+++ Data for this exercise +++
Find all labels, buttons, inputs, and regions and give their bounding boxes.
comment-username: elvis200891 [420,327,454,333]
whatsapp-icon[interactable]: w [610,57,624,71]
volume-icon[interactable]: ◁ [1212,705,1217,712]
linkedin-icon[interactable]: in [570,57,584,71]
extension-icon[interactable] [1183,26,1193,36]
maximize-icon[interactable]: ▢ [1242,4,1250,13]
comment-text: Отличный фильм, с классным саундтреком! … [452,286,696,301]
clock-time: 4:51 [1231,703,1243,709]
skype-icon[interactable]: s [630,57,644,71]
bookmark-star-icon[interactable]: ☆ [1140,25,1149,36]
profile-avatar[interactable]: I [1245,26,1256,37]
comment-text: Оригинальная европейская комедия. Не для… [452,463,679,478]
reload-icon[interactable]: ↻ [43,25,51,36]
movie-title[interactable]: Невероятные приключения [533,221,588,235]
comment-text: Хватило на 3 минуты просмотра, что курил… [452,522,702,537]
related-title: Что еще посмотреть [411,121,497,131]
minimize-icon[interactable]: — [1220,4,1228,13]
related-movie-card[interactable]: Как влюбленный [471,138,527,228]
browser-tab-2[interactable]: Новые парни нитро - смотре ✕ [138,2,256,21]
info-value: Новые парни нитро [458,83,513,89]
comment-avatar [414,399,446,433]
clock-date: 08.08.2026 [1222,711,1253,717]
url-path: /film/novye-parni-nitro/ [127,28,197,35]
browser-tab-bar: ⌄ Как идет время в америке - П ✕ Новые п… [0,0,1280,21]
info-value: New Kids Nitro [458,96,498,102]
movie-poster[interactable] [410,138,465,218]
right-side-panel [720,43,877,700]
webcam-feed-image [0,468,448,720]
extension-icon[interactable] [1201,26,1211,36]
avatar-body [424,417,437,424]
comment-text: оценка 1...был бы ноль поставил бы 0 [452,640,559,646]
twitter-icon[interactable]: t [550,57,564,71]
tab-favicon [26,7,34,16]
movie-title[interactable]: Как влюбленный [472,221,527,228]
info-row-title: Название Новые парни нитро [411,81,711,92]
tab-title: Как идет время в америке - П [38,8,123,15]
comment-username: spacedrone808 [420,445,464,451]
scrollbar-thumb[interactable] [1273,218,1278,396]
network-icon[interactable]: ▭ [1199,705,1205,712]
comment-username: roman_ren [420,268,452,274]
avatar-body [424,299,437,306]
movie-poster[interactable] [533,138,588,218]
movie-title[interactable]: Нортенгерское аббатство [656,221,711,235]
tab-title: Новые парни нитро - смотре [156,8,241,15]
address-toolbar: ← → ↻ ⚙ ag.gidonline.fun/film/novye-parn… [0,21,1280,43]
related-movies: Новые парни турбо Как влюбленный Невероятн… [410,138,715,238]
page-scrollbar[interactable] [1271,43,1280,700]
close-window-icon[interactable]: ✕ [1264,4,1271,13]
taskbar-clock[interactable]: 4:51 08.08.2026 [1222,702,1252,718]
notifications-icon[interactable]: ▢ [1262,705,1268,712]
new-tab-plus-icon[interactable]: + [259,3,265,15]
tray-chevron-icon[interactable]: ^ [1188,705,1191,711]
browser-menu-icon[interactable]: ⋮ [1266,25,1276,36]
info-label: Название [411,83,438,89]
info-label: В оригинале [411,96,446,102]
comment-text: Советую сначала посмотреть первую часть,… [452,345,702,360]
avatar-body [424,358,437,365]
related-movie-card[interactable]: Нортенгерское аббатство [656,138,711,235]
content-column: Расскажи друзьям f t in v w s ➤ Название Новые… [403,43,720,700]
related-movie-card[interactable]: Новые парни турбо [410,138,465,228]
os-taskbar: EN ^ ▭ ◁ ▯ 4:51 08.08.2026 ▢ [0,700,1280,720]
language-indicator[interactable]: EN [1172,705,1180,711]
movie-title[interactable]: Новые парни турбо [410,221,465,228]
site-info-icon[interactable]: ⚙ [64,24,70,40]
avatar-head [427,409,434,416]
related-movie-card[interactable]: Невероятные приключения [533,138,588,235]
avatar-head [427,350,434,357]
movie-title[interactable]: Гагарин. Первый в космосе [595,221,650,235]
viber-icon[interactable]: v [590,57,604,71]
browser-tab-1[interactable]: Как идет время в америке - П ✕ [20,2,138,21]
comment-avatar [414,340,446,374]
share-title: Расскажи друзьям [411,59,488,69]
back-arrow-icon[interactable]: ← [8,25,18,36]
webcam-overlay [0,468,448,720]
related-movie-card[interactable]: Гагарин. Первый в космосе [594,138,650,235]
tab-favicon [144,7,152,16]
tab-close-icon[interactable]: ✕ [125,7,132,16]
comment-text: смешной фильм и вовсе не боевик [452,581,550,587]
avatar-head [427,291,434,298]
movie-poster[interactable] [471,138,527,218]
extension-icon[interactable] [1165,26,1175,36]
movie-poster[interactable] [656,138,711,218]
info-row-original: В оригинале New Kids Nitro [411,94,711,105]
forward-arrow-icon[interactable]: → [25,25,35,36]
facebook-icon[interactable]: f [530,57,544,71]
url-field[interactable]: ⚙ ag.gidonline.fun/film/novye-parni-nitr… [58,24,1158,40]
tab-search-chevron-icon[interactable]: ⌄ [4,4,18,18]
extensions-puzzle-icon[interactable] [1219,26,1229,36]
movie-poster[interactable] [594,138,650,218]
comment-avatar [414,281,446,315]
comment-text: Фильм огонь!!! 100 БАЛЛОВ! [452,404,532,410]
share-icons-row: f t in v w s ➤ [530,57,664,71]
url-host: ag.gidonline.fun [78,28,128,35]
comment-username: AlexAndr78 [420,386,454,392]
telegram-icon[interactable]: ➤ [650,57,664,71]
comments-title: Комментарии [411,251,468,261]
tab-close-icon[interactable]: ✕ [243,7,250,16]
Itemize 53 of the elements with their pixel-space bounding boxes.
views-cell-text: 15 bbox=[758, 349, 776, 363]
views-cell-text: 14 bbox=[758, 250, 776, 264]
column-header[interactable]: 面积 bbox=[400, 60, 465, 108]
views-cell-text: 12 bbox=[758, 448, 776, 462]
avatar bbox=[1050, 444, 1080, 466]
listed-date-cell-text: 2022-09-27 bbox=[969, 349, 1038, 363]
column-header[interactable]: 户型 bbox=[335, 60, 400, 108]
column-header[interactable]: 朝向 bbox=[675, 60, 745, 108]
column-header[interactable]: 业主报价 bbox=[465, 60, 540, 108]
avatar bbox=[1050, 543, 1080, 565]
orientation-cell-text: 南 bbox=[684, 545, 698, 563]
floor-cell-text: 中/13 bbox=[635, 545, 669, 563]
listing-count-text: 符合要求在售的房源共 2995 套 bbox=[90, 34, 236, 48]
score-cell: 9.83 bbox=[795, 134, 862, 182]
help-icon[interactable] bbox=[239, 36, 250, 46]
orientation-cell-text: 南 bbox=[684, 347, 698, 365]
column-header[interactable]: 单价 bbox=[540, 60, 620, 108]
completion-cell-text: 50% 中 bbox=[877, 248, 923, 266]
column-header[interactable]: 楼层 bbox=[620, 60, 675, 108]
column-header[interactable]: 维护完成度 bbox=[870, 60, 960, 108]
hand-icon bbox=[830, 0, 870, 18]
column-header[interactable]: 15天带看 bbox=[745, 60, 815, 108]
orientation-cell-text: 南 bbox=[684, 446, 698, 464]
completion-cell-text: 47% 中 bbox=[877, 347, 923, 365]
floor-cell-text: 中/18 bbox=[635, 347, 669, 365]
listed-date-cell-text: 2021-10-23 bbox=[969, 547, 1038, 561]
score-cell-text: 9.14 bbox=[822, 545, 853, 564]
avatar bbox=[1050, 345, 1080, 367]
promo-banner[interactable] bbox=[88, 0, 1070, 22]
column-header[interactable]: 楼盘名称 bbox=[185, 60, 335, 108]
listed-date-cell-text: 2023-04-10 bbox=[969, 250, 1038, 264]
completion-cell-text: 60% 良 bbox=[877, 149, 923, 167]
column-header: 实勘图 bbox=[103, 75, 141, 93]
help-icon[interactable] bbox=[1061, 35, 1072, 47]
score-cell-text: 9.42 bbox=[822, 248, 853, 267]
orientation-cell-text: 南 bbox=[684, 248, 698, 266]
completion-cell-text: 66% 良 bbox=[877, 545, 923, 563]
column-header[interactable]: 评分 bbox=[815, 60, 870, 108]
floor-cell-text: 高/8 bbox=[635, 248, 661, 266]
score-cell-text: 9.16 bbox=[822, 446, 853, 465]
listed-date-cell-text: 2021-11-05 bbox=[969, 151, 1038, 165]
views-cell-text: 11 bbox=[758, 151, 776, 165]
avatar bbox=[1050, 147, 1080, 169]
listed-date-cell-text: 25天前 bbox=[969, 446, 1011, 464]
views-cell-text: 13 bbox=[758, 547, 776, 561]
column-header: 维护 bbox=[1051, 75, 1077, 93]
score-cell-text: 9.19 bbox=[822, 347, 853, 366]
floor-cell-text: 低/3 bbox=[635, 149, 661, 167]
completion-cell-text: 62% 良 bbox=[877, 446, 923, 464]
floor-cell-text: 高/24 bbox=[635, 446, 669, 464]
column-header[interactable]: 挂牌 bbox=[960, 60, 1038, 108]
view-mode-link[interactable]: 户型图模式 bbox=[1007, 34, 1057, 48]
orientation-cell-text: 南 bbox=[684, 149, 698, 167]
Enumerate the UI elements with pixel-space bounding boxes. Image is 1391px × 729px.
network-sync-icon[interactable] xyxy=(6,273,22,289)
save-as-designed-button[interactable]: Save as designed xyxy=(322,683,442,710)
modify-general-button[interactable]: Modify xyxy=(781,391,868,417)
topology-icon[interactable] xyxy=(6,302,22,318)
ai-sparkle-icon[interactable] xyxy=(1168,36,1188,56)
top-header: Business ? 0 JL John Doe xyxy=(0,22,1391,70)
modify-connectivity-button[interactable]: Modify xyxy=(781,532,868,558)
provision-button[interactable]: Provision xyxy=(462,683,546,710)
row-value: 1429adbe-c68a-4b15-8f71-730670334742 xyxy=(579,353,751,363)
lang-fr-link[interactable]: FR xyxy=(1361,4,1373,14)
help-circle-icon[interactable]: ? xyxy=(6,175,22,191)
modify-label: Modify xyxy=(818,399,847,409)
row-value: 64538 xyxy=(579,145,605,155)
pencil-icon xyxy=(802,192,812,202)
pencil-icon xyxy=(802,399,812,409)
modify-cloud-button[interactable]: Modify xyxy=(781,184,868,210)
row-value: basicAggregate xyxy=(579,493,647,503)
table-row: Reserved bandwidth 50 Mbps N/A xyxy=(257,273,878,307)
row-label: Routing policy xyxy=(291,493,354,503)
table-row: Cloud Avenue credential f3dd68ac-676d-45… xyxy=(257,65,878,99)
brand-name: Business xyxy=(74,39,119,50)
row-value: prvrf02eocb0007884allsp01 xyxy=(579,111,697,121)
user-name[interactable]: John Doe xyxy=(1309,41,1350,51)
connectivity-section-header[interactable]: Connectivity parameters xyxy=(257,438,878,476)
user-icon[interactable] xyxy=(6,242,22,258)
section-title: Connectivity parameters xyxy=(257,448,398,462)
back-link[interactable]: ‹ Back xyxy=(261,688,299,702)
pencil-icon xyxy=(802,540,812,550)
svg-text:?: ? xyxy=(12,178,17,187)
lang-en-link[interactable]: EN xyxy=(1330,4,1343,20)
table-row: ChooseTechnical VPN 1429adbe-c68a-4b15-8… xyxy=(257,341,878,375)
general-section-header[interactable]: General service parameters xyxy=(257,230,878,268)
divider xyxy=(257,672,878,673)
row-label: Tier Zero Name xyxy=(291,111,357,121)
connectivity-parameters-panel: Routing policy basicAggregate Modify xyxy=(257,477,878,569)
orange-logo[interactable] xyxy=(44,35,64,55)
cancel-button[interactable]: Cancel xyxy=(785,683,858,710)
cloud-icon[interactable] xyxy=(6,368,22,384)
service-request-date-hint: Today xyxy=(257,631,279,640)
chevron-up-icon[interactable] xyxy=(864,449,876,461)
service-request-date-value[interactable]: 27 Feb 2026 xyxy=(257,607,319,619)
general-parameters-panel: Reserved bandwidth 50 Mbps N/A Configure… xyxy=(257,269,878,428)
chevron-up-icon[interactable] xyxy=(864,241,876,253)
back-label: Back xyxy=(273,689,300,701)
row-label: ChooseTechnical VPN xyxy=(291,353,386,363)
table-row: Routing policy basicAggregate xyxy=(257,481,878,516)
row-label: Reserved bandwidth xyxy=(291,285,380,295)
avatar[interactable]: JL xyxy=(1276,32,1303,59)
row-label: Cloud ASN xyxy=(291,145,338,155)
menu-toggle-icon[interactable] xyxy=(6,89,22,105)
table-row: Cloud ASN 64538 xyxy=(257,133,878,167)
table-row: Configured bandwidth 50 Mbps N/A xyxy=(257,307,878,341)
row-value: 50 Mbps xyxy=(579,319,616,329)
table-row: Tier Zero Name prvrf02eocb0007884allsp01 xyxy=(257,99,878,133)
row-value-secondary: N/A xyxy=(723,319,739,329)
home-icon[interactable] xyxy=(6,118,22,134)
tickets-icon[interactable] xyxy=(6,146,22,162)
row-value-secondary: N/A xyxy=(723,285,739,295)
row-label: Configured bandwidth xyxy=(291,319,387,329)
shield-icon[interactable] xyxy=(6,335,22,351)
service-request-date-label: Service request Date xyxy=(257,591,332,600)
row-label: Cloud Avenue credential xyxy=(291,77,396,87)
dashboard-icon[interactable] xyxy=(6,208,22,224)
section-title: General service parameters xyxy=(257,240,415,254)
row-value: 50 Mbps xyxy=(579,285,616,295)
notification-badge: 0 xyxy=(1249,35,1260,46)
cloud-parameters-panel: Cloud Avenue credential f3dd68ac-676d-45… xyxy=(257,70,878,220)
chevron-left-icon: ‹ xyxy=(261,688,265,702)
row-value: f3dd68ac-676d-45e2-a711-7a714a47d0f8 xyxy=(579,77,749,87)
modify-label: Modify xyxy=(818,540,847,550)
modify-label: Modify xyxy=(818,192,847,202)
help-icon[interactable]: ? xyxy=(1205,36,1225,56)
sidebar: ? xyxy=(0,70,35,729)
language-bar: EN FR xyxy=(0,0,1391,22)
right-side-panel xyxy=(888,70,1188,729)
+++
→ **Short task**: Repeat the lines from the start of the records up to and including the line with "movie-title[interactable]: Нортенгерское аббатство", copying each one exactly.

→ **Result for this exercise**:
Find all labels, buttons, inputs, and regions and give their bounding boxes.
comment-username: elvis200891 [420,327,454,333]
whatsapp-icon[interactable]: w [610,57,624,71]
volume-icon[interactable]: ◁ [1212,705,1217,712]
linkedin-icon[interactable]: in [570,57,584,71]
extension-icon[interactable] [1183,26,1193,36]
maximize-icon[interactable]: ▢ [1242,4,1250,13]
comment-text: Отличный фильм, с классным саундтреком! … [452,286,696,301]
clock-time: 4:51 [1231,703,1243,709]
skype-icon[interactable]: s [630,57,644,71]
bookmark-star-icon[interactable]: ☆ [1140,25,1149,36]
profile-avatar[interactable]: I [1245,26,1256,37]
comment-text: Оригинальная европейская комедия. Не для… [452,463,679,478]
reload-icon[interactable]: ↻ [43,25,51,36]
movie-title[interactable]: Невероятные приключения [533,221,588,235]
comment-text: Хватило на 3 минуты просмотра, что курил… [452,522,702,537]
related-title: Что еще посмотреть [411,121,497,131]
minimize-icon[interactable]: — [1220,4,1228,13]
related-movie-card[interactable]: Как влюбленный [471,138,527,228]
browser-tab-2[interactable]: Новые парни нитро - смотре ✕ [138,2,256,21]
info-value: Новые парни нитро [458,83,513,89]
comment-avatar [414,399,446,433]
clock-date: 08.08.2026 [1222,711,1253,717]
url-path: /film/novye-parni-nitro/ [127,28,197,35]
browser-tab-bar: ⌄ Как идет время в америке - П ✕ Новые п… [0,0,1280,21]
info-value: New Kids Nitro [458,96,498,102]
movie-poster[interactable] [410,138,465,218]
right-side-panel [720,43,877,700]
webcam-feed-image [0,468,448,720]
extension-icon[interactable] [1201,26,1211,36]
avatar-body [424,417,437,424]
comment-text: оценка 1...был бы ноль поставил бы 0 [452,640,559,646]
twitter-icon[interactable]: t [550,57,564,71]
tab-favicon [26,7,34,16]
movie-title[interactable]: Как влюбленный [472,221,527,228]
info-row-title: Название Новые парни нитро [411,81,711,92]
tab-title: Как идет время в америке - П [38,8,123,15]
comment-username: spacedrone808 [420,445,464,451]
scrollbar-thumb[interactable] [1273,218,1278,396]
network-icon[interactable]: ▭ [1199,705,1205,712]
comment-username: roman_ren [420,268,452,274]
avatar-body [424,299,437,306]
movie-poster[interactable] [533,138,588,218]
movie-title[interactable]: Нортенгерское аббатство [656,221,711,235]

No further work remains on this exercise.